Problem requirements:
Copy out the entire OpenLDAP back-meta quarantine bug report below, word for word.

Full_Name: Michele Lugli Version: 2.4.45 OS: Linux Ubuntu server 16.04 URL: ftp://ftp.openldap.org/incoming/ Submission from: (NULL) (192.167.209.10) Quarantine function in back-meta will permanently disable a target if a query is received while the quarantine has been imposed. Same problem reported in ITS#5592 and marked as "solved": still exists under some circustances. To reproduce: use config below, assume the first target works correctly and the second is unavailable. Send a query and the quarantine will be set. Sending more queries, with searchbase "dc=example,dc=com" and within 20 seconds, the quarantine will never lift. Tested on latest release available (commit bb62d9cb732c894023c5c9f5893acf40add7376c - Aug 31 16:53:45 2017). ---- slapd.conf ---- database meta suffix dc=example,dc=com quarantine 20,+ uri ldap://itworks.example.com/dc=subtree1,dc=example,dc=com uri ldap://afakeaddress/dc=subtree2,dc=example,dc=com ---- slapd logs ---- 59ad1507 conn=1000 op=1 meta_back_quarantine[1]: enter. 59ad1519 conn=1001 op=1: meta_back_getconn[1] quarantined 59ad1527 conn=1002 op=1: meta_back_getconn[1] quarantined 59ad1539 conn=1003 op=1: meta_back_getconn[1] quarantined 59ad154b conn=1004 op=1: meta_back_getconn[1] quarantined ....

Input data:
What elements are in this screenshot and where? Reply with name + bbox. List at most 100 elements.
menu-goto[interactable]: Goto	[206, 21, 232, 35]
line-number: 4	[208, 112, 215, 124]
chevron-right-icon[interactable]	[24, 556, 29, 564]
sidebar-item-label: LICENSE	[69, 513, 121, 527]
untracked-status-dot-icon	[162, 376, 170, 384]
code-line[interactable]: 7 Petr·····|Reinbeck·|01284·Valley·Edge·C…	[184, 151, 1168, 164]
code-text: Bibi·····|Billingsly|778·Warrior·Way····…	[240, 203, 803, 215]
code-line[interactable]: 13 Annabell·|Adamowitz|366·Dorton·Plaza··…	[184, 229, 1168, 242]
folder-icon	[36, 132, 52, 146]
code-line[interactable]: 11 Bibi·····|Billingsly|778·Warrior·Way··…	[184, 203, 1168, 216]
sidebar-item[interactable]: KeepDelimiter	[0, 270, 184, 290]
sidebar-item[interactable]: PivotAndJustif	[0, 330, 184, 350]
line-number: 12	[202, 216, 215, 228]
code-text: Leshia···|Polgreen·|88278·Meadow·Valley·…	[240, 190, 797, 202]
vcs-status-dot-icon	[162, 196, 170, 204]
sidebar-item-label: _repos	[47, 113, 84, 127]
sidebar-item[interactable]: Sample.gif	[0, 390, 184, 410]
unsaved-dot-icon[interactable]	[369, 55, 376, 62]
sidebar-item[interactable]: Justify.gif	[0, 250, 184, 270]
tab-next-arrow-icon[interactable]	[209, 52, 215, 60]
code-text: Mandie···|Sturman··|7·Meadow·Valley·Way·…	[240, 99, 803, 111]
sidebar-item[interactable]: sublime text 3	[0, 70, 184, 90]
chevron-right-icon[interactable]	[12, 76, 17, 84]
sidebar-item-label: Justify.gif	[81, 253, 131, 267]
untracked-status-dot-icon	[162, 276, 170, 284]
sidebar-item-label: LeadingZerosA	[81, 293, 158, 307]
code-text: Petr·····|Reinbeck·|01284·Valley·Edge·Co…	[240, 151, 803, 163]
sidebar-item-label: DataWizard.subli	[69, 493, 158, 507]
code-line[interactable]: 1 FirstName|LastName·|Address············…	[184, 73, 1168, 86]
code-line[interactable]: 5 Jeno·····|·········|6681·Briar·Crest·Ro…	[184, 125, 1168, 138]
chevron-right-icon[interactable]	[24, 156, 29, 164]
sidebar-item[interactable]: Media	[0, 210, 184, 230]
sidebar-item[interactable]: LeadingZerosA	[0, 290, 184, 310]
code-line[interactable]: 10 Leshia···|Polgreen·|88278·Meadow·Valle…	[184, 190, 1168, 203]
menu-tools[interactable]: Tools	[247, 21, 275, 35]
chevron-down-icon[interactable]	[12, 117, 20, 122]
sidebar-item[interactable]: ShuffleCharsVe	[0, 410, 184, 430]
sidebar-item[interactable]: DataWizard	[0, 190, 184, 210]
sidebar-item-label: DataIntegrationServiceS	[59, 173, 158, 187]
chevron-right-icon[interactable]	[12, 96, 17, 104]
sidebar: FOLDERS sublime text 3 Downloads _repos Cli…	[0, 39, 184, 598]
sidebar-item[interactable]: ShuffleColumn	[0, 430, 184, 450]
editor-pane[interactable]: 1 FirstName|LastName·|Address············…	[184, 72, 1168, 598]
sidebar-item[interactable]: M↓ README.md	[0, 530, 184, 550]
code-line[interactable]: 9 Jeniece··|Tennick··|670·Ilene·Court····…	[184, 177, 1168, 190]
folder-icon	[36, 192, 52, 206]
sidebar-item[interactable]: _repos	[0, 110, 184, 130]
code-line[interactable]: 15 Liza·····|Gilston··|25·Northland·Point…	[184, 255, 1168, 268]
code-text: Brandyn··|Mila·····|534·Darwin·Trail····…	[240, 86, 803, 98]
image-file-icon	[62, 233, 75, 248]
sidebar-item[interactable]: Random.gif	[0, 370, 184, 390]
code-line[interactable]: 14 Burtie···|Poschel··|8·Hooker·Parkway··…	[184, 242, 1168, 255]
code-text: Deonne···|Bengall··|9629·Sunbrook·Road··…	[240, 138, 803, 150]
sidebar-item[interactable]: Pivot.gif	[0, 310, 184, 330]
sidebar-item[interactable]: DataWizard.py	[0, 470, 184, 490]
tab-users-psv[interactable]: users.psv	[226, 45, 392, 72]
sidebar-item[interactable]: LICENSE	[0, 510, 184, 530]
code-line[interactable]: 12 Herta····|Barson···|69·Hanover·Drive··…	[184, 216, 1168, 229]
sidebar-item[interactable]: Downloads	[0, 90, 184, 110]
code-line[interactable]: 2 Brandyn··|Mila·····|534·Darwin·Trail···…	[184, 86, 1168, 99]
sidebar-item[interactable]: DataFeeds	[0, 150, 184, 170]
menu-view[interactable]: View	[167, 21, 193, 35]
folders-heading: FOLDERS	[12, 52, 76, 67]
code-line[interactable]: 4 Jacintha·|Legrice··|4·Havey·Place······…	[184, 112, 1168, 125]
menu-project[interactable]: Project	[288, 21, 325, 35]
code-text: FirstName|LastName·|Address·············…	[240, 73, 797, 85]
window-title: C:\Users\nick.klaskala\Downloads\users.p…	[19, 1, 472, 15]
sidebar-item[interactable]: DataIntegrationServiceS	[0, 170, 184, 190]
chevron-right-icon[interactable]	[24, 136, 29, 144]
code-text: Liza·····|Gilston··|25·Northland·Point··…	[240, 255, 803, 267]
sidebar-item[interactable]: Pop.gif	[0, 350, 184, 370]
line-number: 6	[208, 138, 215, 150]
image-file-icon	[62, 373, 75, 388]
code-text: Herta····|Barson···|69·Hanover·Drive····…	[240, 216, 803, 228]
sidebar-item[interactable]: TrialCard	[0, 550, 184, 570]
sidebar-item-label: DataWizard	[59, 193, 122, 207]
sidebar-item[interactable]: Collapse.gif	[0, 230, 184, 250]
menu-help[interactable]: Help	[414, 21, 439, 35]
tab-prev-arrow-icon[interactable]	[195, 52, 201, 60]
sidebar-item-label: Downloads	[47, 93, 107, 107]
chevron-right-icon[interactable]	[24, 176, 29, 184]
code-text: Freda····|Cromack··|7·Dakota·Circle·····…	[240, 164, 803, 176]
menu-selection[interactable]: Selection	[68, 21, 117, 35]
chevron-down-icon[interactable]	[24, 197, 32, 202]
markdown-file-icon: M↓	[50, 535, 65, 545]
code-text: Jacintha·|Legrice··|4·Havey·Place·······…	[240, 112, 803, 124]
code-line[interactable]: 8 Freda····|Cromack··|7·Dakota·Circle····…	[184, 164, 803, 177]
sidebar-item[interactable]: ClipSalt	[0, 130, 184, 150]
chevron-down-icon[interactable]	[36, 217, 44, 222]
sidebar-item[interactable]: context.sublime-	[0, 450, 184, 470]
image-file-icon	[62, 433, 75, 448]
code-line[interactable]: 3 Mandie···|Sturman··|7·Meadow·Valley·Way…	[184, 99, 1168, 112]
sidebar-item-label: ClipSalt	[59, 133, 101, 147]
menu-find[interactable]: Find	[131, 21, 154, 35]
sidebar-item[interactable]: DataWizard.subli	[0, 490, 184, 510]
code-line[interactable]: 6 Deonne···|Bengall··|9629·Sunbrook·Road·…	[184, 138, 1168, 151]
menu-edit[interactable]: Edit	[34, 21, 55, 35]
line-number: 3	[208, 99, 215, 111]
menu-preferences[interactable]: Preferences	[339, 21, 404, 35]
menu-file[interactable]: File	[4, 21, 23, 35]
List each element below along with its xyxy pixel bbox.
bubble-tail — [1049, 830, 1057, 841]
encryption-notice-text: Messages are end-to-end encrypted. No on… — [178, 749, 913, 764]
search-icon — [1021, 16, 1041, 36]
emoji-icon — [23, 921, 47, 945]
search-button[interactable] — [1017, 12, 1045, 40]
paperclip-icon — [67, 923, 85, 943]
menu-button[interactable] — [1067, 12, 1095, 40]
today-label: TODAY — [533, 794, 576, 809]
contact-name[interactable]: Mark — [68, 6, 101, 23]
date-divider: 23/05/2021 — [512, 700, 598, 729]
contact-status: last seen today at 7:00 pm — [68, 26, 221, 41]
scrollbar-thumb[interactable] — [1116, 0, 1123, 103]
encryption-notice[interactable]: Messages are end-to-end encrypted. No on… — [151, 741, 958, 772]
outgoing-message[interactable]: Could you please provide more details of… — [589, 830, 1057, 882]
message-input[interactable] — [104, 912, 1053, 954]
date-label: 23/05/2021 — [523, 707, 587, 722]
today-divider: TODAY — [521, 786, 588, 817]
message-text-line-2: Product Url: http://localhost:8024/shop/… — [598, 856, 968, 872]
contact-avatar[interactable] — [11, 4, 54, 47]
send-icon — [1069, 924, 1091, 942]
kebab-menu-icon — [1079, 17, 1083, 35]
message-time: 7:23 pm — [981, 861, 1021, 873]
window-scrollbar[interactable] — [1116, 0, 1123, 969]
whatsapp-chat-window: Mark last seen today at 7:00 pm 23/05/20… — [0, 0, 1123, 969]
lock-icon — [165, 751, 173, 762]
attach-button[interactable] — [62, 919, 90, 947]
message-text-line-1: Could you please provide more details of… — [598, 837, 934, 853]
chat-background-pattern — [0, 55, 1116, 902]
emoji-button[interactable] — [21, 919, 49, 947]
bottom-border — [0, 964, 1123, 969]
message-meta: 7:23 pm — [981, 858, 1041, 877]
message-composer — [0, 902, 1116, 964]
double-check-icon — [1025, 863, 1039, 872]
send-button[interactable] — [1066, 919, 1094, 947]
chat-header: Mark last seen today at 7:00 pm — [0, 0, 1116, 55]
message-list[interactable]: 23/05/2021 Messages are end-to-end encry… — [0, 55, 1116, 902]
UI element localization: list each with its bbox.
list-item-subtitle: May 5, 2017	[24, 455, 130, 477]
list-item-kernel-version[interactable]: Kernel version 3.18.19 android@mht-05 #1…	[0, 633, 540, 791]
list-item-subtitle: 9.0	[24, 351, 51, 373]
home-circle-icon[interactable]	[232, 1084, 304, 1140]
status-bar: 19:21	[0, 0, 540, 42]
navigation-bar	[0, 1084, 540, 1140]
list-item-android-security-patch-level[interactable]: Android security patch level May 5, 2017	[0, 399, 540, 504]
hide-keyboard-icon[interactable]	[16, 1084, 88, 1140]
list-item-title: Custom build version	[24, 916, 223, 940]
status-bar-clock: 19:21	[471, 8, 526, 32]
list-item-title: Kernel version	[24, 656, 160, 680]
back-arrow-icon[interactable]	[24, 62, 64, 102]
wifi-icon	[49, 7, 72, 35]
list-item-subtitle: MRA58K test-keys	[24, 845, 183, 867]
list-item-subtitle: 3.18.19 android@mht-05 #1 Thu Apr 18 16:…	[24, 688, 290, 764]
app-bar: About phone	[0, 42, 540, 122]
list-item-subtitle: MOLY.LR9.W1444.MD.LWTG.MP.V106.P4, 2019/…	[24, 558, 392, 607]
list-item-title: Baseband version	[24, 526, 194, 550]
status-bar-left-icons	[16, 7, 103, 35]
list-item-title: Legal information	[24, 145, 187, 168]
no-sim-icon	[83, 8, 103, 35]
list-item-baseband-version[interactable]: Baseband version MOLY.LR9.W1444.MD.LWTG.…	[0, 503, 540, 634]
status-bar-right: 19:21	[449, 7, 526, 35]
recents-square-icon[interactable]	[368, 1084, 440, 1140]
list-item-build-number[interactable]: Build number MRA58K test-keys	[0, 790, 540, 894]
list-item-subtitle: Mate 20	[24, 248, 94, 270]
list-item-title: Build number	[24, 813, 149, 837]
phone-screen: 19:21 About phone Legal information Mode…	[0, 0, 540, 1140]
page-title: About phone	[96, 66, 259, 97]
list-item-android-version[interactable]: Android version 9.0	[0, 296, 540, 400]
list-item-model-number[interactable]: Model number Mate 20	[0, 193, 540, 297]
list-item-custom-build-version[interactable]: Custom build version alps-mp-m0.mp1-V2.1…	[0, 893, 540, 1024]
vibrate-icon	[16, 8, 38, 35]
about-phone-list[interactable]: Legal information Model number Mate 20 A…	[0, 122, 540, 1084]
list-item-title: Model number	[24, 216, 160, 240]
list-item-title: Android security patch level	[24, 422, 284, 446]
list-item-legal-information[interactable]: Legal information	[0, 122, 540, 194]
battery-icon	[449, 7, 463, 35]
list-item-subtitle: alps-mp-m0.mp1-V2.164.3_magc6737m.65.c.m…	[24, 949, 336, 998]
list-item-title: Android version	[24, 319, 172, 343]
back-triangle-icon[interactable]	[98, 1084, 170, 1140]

Written solution:
Full_Name: Michele Lugli Version: 2.4.45 OS: Linux Ubuntu server 16.04 URL: ftp://ftp.openldap.org/incoming/ Submission from: (NULL) (192.167.209.10) Quarantine function in back-meta will permanently disable a target if a query is received while the quarantine has been imposed. Same problem reported in ITS#5592 and marked as "solved": still exists under some circustances. To reproduce: use config below, assume the first target works correctly and the second is unavailable. Send a query and the quarantine will be set. Sending more queries, with searchbase "dc=example,dc=com" and within 20 seconds, the quarantine will never lift. Tested on latest release available (commit bb62d9cb732c894023c5c9f5893acf40add7376c - Aug 31 16:53:45 2017). ---- slapd.conf ---- database meta suffix dc=example,dc=com quarantine 20,+ uri ldap://itworks.example.com/dc=subtree1,dc=example,dc=com uri ldap://afakeaddress/dc=subtree2,dc=example,dc=com ---- slapd logs ---- 59ad1507 conn=1000 op=1 meta_back_quarantine[1]: enter. 59ad1519 conn=1001 op=1: meta_back_getconn[1] quarantined 59ad1527 conn=1002 op=1: meta_back_getconn[1] quarantined 59ad1539 conn=1003 op=1: meta_back_getconn[1] quarantined 59ad154b conn=1004 op=1: meta_back_getconn[1] quarantined ....